__DATASET ENTRIES__:
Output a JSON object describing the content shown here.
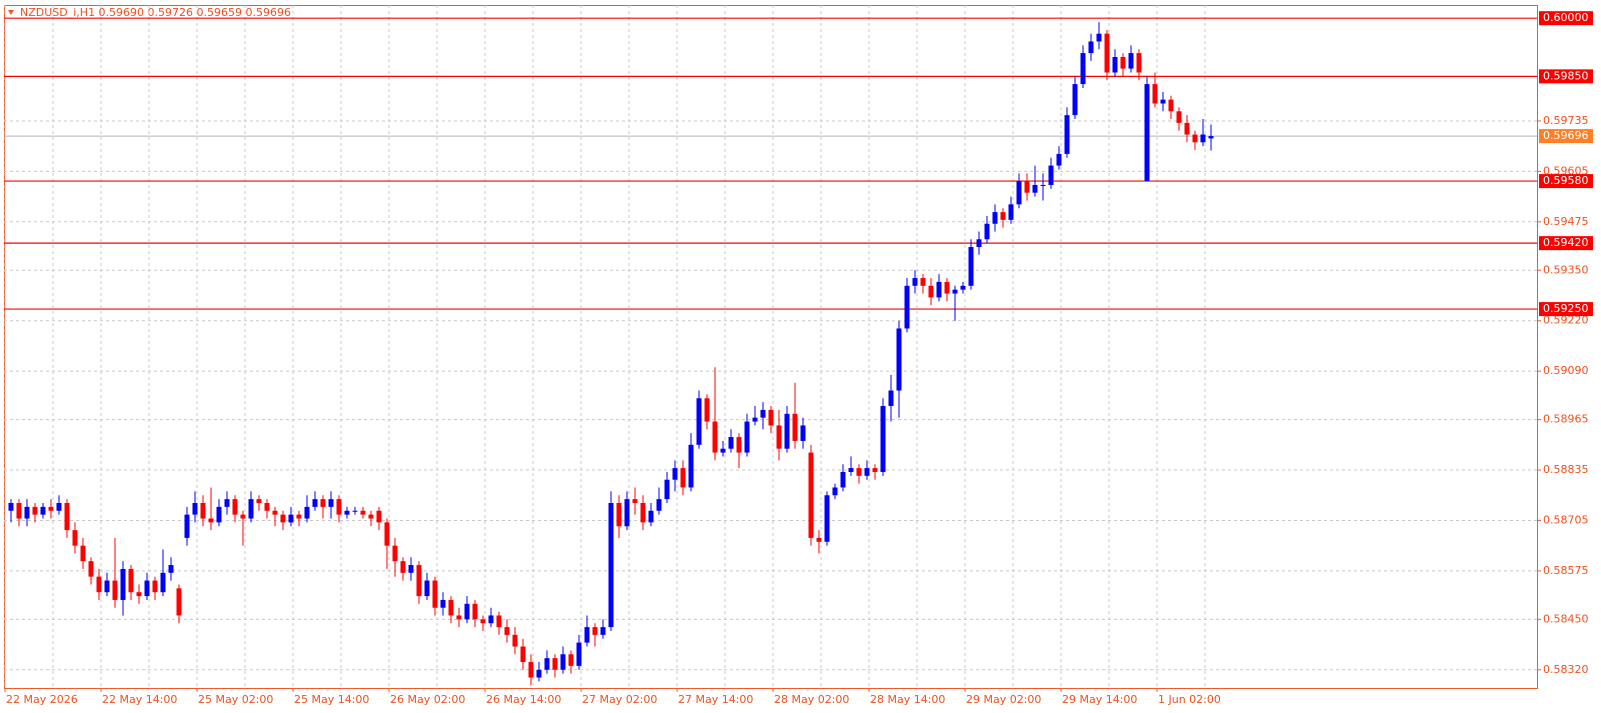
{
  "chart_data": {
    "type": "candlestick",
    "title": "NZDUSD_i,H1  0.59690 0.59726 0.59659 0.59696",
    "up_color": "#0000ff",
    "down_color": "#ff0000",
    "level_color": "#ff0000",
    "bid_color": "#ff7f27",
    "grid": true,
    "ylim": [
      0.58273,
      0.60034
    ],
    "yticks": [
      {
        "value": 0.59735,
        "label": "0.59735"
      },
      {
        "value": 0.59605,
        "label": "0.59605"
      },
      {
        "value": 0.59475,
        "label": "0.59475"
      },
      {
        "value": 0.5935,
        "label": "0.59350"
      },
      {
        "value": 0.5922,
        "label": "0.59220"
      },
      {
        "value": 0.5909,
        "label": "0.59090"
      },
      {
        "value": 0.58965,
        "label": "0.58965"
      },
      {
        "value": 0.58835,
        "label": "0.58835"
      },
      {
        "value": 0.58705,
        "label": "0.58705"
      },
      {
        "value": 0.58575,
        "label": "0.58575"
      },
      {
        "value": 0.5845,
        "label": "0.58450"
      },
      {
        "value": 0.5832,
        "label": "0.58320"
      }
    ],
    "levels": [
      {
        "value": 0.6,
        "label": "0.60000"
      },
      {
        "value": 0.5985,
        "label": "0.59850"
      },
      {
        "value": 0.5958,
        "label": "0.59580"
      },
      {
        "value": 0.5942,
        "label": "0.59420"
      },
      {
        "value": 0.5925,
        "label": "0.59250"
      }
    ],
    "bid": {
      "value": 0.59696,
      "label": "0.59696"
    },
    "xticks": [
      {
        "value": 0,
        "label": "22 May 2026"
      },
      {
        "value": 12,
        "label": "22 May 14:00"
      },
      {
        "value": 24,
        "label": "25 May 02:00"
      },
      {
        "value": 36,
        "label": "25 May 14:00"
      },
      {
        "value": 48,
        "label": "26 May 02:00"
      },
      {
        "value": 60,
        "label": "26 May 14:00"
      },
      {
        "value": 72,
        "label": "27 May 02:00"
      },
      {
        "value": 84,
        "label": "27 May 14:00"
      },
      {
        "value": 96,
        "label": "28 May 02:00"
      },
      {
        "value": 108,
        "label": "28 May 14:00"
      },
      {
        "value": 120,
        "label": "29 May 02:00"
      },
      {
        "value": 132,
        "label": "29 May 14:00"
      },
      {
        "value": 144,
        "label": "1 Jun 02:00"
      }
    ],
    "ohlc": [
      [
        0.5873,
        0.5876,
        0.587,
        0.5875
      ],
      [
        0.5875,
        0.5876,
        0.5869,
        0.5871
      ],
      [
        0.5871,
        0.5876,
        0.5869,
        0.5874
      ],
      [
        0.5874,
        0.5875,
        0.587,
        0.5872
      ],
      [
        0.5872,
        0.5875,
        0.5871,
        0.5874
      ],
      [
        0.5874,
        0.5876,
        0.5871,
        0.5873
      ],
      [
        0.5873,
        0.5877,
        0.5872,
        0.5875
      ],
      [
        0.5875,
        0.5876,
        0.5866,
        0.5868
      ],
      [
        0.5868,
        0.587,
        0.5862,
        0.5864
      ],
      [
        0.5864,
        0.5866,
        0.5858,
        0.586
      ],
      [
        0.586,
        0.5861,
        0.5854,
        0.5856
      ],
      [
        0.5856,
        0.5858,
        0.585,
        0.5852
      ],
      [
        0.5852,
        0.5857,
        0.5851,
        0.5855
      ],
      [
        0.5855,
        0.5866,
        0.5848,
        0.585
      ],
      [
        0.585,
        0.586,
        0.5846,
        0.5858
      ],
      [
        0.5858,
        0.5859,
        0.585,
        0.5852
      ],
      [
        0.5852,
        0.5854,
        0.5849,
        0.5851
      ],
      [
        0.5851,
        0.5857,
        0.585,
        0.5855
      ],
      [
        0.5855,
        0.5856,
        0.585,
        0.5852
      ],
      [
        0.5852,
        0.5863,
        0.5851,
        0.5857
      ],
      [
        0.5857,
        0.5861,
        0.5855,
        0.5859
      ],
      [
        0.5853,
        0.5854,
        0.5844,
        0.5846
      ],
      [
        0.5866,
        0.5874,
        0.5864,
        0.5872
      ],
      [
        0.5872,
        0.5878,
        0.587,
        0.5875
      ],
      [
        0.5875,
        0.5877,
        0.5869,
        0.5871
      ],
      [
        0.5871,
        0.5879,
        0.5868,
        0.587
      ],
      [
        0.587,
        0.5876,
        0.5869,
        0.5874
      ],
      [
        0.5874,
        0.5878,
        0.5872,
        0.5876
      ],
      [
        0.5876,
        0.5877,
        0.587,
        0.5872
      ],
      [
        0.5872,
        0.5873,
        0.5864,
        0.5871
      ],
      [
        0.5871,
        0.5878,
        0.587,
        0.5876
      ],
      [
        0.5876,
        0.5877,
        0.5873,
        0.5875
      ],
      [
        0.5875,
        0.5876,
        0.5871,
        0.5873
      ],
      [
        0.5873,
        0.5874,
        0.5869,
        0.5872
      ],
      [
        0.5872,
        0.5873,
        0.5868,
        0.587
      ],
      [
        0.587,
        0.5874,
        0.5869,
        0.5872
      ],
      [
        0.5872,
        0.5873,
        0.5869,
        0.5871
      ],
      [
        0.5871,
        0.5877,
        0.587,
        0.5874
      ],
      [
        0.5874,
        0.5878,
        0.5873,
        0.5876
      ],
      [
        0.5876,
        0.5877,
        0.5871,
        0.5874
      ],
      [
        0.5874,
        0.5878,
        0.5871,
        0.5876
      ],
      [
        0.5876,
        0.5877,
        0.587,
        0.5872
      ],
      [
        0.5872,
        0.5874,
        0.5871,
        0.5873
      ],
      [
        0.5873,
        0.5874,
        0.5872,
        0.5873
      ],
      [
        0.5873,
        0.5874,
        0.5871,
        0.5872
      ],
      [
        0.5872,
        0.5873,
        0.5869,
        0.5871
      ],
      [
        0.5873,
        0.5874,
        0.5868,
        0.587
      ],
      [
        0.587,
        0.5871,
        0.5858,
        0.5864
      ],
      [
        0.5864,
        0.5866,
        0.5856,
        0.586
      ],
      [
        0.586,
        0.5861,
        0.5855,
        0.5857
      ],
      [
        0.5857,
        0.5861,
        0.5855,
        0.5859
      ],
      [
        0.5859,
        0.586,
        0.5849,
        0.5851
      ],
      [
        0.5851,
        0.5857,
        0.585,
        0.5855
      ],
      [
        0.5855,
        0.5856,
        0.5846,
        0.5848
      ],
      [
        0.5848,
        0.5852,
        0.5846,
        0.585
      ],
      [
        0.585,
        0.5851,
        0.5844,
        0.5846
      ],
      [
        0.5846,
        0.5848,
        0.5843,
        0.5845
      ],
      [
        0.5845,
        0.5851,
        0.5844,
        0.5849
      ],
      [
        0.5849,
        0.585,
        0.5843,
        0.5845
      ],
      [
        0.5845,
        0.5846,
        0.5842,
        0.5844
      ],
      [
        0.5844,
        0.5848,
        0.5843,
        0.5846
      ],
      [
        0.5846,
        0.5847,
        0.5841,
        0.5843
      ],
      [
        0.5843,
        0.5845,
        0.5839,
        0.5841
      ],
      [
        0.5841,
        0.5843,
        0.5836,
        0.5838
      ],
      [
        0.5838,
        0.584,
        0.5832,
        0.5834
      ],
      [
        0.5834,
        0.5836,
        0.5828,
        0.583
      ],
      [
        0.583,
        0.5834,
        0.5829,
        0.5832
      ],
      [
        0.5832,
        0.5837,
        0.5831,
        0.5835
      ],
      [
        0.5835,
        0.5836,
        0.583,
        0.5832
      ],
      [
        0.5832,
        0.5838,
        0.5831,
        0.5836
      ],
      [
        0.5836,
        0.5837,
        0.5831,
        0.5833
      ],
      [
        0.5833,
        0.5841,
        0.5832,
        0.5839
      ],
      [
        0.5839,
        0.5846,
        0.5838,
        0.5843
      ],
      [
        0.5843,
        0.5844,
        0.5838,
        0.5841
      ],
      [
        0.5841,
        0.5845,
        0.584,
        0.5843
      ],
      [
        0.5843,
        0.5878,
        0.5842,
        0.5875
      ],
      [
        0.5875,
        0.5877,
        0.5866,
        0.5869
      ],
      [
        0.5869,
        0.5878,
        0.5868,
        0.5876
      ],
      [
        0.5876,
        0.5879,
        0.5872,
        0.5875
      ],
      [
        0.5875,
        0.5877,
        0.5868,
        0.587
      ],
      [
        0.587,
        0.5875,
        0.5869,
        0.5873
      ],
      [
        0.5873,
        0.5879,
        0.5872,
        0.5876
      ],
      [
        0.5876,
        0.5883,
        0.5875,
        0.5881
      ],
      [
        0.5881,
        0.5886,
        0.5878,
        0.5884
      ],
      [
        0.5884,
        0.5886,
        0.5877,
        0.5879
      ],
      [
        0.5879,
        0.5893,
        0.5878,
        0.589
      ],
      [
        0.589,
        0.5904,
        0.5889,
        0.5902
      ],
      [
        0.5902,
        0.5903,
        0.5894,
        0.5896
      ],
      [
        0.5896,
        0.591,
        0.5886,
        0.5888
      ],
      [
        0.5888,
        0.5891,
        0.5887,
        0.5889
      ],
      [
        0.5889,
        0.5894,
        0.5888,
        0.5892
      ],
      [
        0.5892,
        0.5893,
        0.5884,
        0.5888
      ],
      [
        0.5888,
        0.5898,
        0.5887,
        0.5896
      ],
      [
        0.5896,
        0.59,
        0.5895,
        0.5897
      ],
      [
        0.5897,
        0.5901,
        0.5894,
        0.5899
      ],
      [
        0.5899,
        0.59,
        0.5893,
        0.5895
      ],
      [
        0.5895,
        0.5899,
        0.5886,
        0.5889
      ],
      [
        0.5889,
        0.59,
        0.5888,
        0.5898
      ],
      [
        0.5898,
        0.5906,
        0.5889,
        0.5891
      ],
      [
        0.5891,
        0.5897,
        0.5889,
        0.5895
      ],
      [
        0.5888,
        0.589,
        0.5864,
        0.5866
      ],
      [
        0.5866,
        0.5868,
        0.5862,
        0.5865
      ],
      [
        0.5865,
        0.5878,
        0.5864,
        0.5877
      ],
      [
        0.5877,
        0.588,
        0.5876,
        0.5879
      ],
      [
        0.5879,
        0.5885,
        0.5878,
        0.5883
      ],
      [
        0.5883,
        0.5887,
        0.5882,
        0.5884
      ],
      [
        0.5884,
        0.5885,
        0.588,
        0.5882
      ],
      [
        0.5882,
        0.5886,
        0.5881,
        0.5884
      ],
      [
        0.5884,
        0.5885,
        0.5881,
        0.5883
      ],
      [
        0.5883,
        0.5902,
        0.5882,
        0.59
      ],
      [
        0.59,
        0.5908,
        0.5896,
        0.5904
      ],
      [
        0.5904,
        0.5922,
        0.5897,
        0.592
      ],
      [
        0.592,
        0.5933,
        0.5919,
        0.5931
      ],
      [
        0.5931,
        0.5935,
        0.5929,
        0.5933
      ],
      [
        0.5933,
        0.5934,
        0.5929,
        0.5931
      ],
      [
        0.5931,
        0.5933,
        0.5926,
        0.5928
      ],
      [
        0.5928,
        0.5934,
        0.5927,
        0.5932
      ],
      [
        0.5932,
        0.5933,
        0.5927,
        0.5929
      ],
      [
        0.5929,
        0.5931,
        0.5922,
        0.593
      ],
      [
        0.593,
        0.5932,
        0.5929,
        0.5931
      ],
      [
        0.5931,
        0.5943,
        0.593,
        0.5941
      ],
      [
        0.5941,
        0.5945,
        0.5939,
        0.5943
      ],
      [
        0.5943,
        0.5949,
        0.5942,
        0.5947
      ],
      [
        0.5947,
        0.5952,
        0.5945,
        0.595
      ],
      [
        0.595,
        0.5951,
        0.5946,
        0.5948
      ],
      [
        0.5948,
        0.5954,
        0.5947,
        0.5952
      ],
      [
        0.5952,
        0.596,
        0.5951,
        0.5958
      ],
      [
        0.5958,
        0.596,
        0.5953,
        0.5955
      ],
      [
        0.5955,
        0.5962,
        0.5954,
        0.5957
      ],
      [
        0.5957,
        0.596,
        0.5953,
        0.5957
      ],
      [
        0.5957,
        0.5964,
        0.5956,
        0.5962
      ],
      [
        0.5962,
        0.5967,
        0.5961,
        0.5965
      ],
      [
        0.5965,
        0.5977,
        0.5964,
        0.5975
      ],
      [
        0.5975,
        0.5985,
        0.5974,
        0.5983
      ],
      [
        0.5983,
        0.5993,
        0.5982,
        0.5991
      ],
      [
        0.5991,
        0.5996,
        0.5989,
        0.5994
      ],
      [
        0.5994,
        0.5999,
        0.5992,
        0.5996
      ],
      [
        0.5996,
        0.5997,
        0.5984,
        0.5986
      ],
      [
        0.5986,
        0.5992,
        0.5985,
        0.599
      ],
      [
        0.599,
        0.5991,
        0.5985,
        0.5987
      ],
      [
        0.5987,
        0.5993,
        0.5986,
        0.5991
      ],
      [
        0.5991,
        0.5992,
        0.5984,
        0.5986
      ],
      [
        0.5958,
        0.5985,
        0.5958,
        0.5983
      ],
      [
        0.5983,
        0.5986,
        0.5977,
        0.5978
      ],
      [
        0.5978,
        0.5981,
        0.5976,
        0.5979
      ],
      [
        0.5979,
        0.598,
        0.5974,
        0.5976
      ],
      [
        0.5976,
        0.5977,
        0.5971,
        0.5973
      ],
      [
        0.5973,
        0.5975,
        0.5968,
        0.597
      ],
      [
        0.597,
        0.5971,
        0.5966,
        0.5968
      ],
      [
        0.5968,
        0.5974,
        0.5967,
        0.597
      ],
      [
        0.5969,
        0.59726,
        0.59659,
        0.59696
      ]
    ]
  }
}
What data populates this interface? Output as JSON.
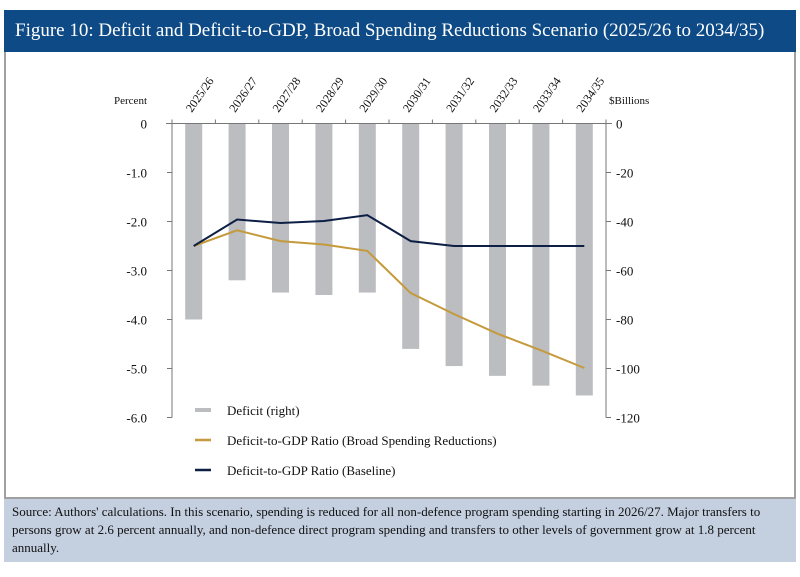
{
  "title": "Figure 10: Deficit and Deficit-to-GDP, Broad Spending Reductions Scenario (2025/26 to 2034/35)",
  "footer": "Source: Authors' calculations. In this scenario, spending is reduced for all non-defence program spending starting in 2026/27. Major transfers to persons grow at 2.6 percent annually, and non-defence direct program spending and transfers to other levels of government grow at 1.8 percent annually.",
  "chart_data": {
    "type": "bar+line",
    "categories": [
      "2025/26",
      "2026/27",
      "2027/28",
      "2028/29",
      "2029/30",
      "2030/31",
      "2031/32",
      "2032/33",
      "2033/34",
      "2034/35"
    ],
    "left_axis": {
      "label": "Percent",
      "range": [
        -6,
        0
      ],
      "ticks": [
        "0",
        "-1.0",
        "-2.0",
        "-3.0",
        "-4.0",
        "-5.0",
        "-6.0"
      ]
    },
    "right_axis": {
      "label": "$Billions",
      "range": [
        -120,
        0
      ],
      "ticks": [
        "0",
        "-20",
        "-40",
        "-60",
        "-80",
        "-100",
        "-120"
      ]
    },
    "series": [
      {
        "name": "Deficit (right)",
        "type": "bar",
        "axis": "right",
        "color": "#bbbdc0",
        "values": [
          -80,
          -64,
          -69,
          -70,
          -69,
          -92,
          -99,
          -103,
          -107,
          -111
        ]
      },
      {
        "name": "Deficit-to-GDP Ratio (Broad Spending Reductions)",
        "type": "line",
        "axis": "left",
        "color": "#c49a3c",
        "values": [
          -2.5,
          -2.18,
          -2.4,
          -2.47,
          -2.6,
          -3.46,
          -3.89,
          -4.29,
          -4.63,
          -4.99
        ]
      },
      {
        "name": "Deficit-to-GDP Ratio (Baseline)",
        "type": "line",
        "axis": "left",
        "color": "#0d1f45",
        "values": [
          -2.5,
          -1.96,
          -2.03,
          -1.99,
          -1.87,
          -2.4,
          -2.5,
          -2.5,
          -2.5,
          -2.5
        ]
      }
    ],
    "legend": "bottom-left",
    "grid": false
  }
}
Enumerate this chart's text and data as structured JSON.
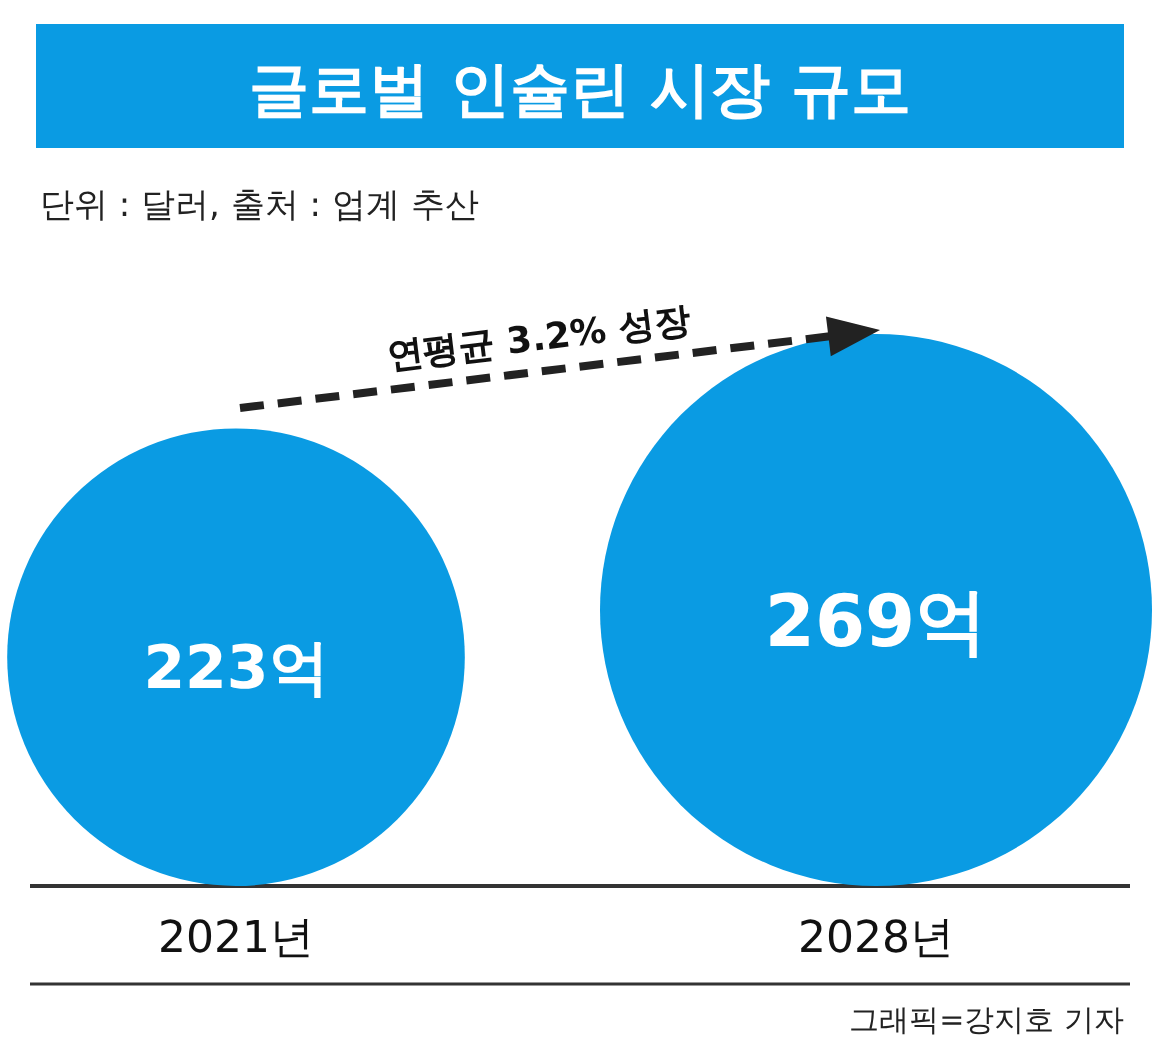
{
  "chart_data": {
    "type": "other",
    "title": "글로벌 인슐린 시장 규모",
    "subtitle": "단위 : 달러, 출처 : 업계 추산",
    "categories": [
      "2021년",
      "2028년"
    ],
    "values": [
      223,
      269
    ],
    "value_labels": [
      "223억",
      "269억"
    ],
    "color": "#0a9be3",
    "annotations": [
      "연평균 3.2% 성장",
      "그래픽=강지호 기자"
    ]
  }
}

__STATED PROBLEM__: Pick out all lines from the data above in which the word "name" appears.

__OUTPUT OF THE TASK__:
        "name": "Deficit (right)",
        "name": "Deficit-to-GDP Ratio (Broad Spending Reductions)",
        "name": "Deficit-to-GDP Ratio (Baseline)",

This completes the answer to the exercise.